## [What to do]
Gather, from the data below, each line in which the word "name" occurs.

Records excerpted from a collection:
>> Begin

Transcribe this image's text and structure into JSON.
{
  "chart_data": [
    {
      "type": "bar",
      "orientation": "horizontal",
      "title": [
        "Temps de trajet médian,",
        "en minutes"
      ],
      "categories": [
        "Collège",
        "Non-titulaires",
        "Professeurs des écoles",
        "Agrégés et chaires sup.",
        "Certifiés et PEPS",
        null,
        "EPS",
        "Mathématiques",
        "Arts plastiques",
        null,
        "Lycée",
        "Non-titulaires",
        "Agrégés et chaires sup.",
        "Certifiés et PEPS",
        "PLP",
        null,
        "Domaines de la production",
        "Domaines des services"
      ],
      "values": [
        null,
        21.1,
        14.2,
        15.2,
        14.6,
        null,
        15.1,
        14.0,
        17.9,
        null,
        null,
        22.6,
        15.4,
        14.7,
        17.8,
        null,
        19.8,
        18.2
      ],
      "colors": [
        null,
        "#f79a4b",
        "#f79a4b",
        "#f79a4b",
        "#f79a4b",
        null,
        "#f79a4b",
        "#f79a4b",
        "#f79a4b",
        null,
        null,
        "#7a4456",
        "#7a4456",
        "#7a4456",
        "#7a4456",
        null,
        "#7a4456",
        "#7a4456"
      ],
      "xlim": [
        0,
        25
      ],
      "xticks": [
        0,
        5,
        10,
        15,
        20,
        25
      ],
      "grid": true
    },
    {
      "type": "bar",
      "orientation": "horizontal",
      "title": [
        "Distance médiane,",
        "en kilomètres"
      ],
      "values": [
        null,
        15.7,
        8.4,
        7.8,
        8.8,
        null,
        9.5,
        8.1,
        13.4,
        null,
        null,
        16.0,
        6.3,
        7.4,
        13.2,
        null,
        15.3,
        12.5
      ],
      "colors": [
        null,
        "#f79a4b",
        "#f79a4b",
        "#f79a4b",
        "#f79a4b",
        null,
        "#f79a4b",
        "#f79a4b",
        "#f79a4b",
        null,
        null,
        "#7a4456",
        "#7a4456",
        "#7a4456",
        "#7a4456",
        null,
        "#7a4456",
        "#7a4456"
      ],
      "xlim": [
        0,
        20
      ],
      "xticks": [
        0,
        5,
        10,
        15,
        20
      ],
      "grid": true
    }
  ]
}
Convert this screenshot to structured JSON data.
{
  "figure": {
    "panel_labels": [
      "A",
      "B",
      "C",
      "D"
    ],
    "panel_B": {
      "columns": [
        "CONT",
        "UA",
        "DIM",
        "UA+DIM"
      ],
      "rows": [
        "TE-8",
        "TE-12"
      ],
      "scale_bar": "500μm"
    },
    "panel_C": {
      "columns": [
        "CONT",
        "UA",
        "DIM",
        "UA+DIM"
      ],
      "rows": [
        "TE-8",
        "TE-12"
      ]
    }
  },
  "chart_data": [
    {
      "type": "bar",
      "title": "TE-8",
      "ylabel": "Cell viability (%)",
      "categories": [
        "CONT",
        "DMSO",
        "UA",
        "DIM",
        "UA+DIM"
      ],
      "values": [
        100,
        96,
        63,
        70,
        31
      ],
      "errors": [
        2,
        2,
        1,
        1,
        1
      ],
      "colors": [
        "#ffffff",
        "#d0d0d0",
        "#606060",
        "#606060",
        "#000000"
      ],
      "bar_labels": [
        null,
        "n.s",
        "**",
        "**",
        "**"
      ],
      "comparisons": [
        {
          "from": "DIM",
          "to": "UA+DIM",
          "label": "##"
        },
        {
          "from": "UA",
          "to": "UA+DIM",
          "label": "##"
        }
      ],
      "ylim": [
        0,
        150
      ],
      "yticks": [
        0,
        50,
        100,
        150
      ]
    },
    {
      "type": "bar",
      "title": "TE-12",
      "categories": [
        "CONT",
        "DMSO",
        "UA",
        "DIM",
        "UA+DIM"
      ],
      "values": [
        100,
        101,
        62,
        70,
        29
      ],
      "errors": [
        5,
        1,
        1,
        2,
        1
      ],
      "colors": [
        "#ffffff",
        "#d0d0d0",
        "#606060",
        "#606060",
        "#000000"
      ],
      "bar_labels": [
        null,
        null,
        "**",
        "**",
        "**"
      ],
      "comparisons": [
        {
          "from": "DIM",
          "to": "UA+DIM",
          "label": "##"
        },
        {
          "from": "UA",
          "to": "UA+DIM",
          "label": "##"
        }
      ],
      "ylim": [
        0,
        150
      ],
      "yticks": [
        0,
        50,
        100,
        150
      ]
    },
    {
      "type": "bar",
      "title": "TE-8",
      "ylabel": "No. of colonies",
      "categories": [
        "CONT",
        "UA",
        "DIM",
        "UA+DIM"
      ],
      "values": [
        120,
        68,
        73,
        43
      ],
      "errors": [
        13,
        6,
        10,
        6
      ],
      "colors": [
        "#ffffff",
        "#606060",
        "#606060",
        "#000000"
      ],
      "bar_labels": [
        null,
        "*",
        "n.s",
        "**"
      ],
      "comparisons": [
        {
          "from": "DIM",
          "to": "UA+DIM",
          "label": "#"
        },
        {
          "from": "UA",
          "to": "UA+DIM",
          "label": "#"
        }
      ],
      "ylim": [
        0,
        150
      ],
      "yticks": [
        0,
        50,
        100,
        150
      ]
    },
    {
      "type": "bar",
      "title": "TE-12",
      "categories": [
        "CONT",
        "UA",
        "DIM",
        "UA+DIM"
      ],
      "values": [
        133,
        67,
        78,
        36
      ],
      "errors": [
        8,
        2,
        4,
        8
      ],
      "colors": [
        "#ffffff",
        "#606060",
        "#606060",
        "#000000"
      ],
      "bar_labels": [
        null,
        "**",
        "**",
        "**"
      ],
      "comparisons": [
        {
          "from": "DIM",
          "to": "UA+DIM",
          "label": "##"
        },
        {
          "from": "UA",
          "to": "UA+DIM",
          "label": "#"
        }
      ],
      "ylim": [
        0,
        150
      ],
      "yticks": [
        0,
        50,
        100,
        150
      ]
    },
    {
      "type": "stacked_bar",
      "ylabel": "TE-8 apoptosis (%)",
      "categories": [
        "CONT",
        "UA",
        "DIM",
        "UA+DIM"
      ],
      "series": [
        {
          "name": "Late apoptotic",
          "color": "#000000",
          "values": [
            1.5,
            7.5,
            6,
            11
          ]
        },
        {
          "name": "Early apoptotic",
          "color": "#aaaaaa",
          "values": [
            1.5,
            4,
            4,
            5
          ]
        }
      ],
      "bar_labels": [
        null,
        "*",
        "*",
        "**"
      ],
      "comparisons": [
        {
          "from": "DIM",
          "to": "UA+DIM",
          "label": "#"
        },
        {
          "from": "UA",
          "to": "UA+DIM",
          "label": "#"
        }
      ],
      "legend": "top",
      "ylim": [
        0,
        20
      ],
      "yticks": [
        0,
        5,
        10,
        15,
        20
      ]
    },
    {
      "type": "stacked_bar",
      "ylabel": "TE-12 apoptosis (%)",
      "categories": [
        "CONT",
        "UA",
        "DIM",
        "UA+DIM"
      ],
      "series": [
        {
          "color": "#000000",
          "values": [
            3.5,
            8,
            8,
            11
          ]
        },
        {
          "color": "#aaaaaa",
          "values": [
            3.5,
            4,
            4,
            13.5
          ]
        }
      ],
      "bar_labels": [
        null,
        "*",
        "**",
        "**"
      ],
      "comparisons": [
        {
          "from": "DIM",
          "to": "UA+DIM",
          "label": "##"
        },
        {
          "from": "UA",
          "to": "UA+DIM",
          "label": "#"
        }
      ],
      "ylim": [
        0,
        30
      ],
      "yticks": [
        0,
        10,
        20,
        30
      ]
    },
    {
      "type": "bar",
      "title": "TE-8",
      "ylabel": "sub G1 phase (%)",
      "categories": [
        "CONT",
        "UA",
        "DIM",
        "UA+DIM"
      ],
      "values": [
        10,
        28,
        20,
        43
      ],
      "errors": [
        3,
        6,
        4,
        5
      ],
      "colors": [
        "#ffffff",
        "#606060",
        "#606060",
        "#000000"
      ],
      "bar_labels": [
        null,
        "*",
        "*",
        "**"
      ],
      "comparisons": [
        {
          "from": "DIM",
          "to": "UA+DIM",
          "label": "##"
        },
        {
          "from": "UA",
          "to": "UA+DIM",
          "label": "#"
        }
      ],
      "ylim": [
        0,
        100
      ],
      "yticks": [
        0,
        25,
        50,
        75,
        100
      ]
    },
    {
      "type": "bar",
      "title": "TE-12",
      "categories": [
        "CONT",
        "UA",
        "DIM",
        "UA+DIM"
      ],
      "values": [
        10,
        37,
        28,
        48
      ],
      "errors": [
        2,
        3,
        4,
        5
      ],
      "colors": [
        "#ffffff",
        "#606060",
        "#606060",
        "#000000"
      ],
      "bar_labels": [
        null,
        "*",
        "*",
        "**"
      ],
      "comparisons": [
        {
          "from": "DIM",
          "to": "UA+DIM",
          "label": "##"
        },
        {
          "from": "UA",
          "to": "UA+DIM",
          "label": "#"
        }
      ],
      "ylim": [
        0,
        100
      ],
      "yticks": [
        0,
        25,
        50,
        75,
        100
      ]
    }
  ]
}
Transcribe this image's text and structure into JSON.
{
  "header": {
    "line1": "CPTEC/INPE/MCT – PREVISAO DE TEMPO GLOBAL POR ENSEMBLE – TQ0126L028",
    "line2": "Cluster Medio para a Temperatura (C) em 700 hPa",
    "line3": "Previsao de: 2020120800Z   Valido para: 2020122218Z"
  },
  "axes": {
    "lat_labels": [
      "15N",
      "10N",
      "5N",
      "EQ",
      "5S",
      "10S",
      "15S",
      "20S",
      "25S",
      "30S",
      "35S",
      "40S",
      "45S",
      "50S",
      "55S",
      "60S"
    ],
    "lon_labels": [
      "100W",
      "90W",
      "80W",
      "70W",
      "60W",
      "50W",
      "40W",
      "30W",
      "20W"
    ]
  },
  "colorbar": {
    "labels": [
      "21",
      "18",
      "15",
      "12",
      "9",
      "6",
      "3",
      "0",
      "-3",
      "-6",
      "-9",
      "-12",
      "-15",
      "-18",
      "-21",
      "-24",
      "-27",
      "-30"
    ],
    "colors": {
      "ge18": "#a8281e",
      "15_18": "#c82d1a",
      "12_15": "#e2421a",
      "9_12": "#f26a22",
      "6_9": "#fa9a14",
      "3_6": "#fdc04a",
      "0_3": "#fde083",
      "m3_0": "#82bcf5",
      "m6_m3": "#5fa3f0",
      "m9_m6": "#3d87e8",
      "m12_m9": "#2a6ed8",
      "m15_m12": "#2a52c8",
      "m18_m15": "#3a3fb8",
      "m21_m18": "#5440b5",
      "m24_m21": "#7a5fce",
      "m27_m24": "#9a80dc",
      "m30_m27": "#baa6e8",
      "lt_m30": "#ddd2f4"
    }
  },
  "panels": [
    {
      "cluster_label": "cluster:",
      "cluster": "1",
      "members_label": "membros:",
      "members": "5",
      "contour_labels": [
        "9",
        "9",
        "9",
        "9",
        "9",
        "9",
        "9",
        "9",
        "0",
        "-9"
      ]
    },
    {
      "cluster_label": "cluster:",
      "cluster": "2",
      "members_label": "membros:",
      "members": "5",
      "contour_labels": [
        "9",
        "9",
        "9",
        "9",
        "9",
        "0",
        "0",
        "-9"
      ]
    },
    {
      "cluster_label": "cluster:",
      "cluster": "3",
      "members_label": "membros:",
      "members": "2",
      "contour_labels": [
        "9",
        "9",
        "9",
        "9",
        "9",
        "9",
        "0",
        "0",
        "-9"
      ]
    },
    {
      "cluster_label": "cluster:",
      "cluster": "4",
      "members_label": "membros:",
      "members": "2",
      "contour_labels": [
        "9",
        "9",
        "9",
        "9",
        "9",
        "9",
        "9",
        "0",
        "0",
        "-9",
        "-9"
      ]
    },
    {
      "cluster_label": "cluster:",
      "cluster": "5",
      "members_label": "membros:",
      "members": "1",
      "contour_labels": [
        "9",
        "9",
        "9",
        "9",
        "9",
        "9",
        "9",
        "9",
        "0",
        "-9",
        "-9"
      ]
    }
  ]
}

>> End

## [Written solution]
          "name": "Late apoptotic",
          "name": "Early apoptotic",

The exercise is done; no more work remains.